Could you repeat the records below exactly, leaving out any pictures?

--- Start Supplied information ---

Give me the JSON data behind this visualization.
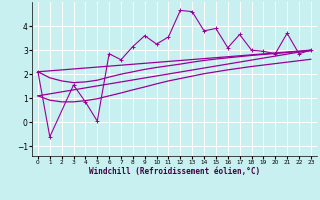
{
  "xlabel": "Windchill (Refroidissement éolien,°C)",
  "xlim": [
    -0.5,
    23.5
  ],
  "ylim": [
    -1.4,
    5.0
  ],
  "bg_color": "#c8f0f0",
  "line_color": "#990099",
  "grid_color": "#ffffff",
  "xticks": [
    0,
    1,
    2,
    3,
    4,
    5,
    6,
    7,
    8,
    9,
    10,
    11,
    12,
    13,
    14,
    15,
    16,
    17,
    18,
    19,
    20,
    21,
    22,
    23
  ],
  "yticks": [
    -1,
    0,
    1,
    2,
    3,
    4
  ],
  "main_x": [
    0,
    1,
    3,
    4,
    5,
    6,
    7,
    8,
    9,
    10,
    11,
    12,
    13,
    14,
    15,
    16,
    17,
    18,
    19,
    20,
    21,
    22,
    23
  ],
  "main_y": [
    2.1,
    -0.6,
    1.55,
    0.85,
    0.05,
    2.85,
    2.6,
    3.15,
    3.6,
    3.25,
    3.55,
    4.65,
    4.6,
    3.8,
    3.9,
    3.1,
    3.65,
    3.0,
    2.95,
    2.85,
    3.7,
    2.85,
    3.0
  ],
  "line1_x": [
    0,
    23
  ],
  "line1_y": [
    2.1,
    3.0
  ],
  "line2_x": [
    0,
    23
  ],
  "line2_y": [
    1.1,
    3.0
  ],
  "curve1_x": [
    0,
    1,
    2,
    3,
    4,
    5,
    6,
    7,
    8,
    9,
    10,
    11,
    12,
    13,
    14,
    15,
    16,
    17,
    18,
    19,
    20,
    21,
    22,
    23
  ],
  "curve1_y": [
    2.1,
    1.85,
    1.72,
    1.65,
    1.68,
    1.75,
    1.88,
    2.0,
    2.1,
    2.2,
    2.28,
    2.35,
    2.42,
    2.5,
    2.57,
    2.63,
    2.68,
    2.73,
    2.78,
    2.82,
    2.86,
    2.9,
    2.94,
    2.97
  ],
  "curve2_x": [
    0,
    1,
    2,
    3,
    4,
    5,
    6,
    7,
    8,
    9,
    10,
    11,
    12,
    13,
    14,
    15,
    16,
    17,
    18,
    19,
    20,
    21,
    22,
    23
  ],
  "curve2_y": [
    1.1,
    0.92,
    0.85,
    0.85,
    0.9,
    0.98,
    1.1,
    1.22,
    1.35,
    1.47,
    1.6,
    1.72,
    1.82,
    1.92,
    2.02,
    2.1,
    2.18,
    2.25,
    2.32,
    2.38,
    2.44,
    2.5,
    2.56,
    2.62
  ]
}
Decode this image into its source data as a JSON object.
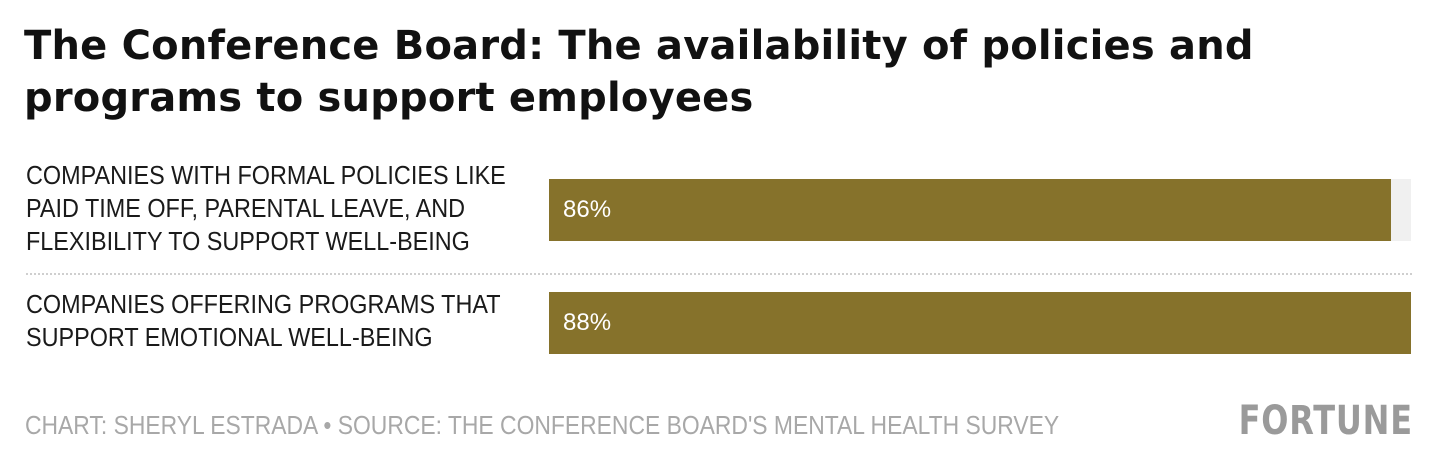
{
  "chart_data": {
    "type": "bar",
    "orientation": "horizontal",
    "title": "The Conference Board: The availability of policies and programs to support employees",
    "categories": [
      "COMPANIES WITH FORMAL POLICIES LIKE PAID TIME OFF, PARENTAL LEAVE, AND FLEXIBILITY TO SUPPORT WELL-BEING",
      "COMPANIES OFFERING PROGRAMS THAT SUPPORT EMOTIONAL WELL-BEING"
    ],
    "category_lines": [
      [
        "COMPANIES WITH FORMAL POLICIES LIKE",
        "PAID TIME OFF, PARENTAL LEAVE, AND",
        "FLEXIBILITY TO SUPPORT WELL-BEING"
      ],
      [
        "COMPANIES OFFERING PROGRAMS THAT",
        "SUPPORT EMOTIONAL WELL-BEING"
      ]
    ],
    "values": [
      86,
      88
    ],
    "value_labels": [
      "86%",
      "88%"
    ],
    "unit": "%",
    "xlim": [
      0,
      88
    ],
    "bar_color": "#86722b",
    "track_color": "#f0f0f0",
    "grid": false,
    "legend": "none"
  },
  "footer": {
    "credit": "CHART: SHERYL ESTRADA • SOURCE: THE CONFERENCE BOARD'S MENTAL HEALTH SURVEY"
  },
  "brand": {
    "logo_text": "FORTUNE",
    "color": "#9a9a9a"
  }
}
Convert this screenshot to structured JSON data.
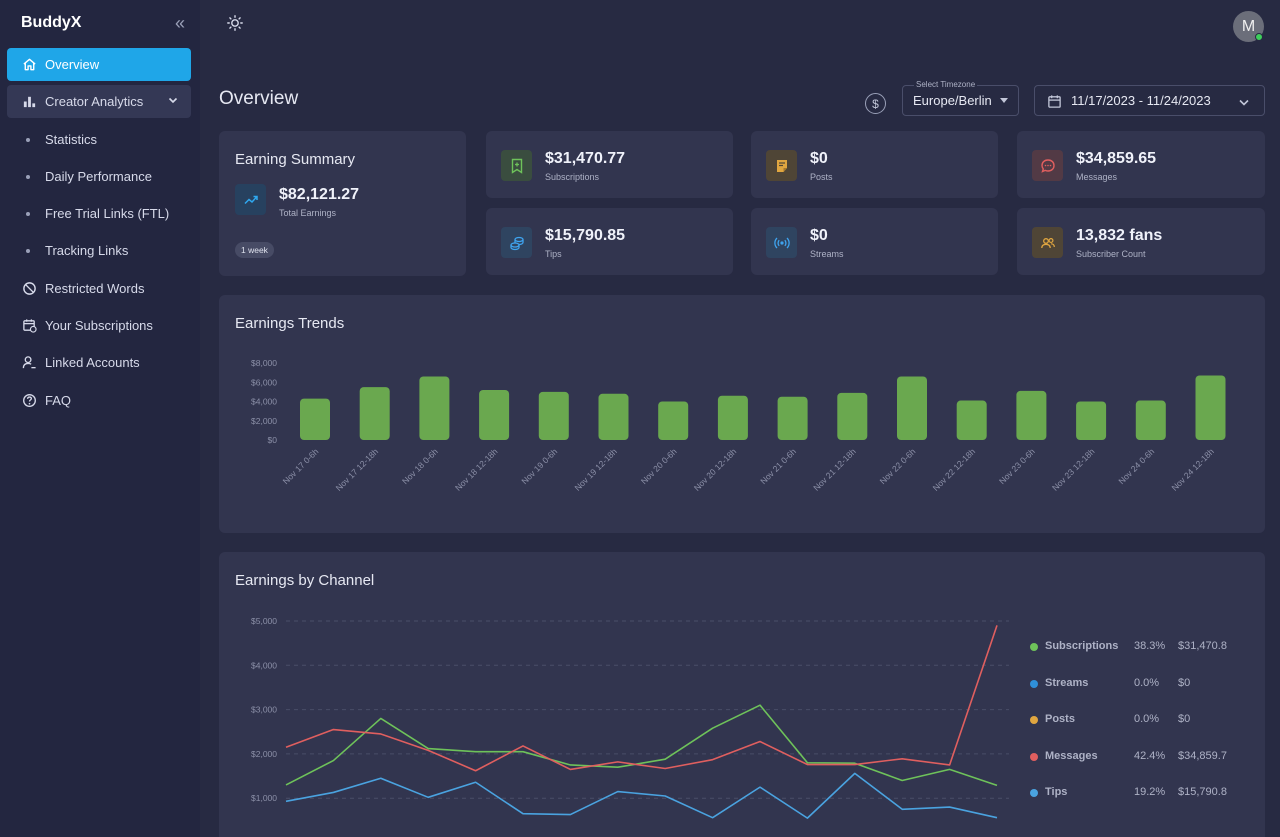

--- End Supplied information ---

▶ _Response below_:
Give me the JSON data behind this visualization.
{
  "xlabel": "Windchill (Refroidissement éolien,°C)",
  "xlim": [
    -0.5,
    23.5
  ],
  "ylim": [
    -1.4,
    5.0
  ],
  "bg_color": "#c8f0f0",
  "line_color": "#990099",
  "grid_color": "#ffffff",
  "xticks": [
    0,
    1,
    2,
    3,
    4,
    5,
    6,
    7,
    8,
    9,
    10,
    11,
    12,
    13,
    14,
    15,
    16,
    17,
    18,
    19,
    20,
    21,
    22,
    23
  ],
  "yticks": [
    -1,
    0,
    1,
    2,
    3,
    4
  ],
  "main_x": [
    0,
    1,
    3,
    4,
    5,
    6,
    7,
    8,
    9,
    10,
    11,
    12,
    13,
    14,
    15,
    16,
    17,
    18,
    19,
    20,
    21,
    22,
    23
  ],
  "main_y": [
    2.1,
    -0.6,
    1.55,
    0.85,
    0.05,
    2.85,
    2.6,
    3.15,
    3.6,
    3.25,
    3.55,
    4.65,
    4.6,
    3.8,
    3.9,
    3.1,
    3.65,
    3.0,
    2.95,
    2.85,
    3.7,
    2.85,
    3.0
  ],
  "line1_x": [
    0,
    23
  ],
  "line1_y": [
    2.1,
    3.0
  ],
  "line2_x": [
    0,
    23
  ],
  "line2_y": [
    1.1,
    3.0
  ],
  "curve1_x": [
    0,
    1,
    2,
    3,
    4,
    5,
    6,
    7,
    8,
    9,
    10,
    11,
    12,
    13,
    14,
    15,
    16,
    17,
    18,
    19,
    20,
    21,
    22,
    23
  ],
  "curve1_y": [
    2.1,
    1.85,
    1.72,
    1.65,
    1.68,
    1.75,
    1.88,
    2.0,
    2.1,
    2.2,
    2.28,
    2.35,
    2.42,
    2.5,
    2.57,
    2.63,
    2.68,
    2.73,
    2.78,
    2.82,
    2.86,
    2.9,
    2.94,
    2.97
  ],
  "curve2_x": [
    0,
    1,
    2,
    3,
    4,
    5,
    6,
    7,
    8,
    9,
    10,
    11,
    12,
    13,
    14,
    15,
    16,
    17,
    18,
    19,
    20,
    21,
    22,
    23
  ],
  "curve2_y": [
    1.1,
    0.92,
    0.85,
    0.85,
    0.9,
    0.98,
    1.1,
    1.22,
    1.35,
    1.47,
    1.6,
    1.72,
    1.82,
    1.92,
    2.02,
    2.1,
    2.18,
    2.25,
    2.32,
    2.38,
    2.44,
    2.5,
    2.56,
    2.62
  ]
}
Decode this image into its source data as a JSON object.
{
  "chart_data": {
    "type": "bar",
    "orientation": "horizontal",
    "title": "The Conference Board: The availability of policies and programs to support employees",
    "categories": [
      "COMPANIES WITH FORMAL POLICIES LIKE PAID TIME OFF, PARENTAL LEAVE, AND FLEXIBILITY TO SUPPORT WELL-BEING",
      "COMPANIES OFFERING PROGRAMS THAT SUPPORT EMOTIONAL WELL-BEING"
    ],
    "category_lines": [
      [
        "COMPANIES WITH FORMAL POLICIES LIKE",
        "PAID TIME OFF, PARENTAL LEAVE, AND",
        "FLEXIBILITY TO SUPPORT WELL-BEING"
      ],
      [
        "COMPANIES OFFERING PROGRAMS THAT",
        "SUPPORT EMOTIONAL WELL-BEING"
      ]
    ],
    "values": [
      86,
      88
    ],
    "value_labels": [
      "86%",
      "88%"
    ],
    "unit": "%",
    "xlim": [
      0,
      88
    ],
    "bar_color": "#86722b",
    "track_color": "#f0f0f0",
    "grid": false,
    "legend": "none"
  },
  "footer": {
    "credit": "CHART: SHERYL ESTRADA • SOURCE: THE CONFERENCE BOARD'S MENTAL HEALTH SURVEY"
  },
  "brand": {
    "logo_text": "FORTUNE",
    "color": "#9a9a9a"
  }
}
Convert this screenshot to structured JSON data.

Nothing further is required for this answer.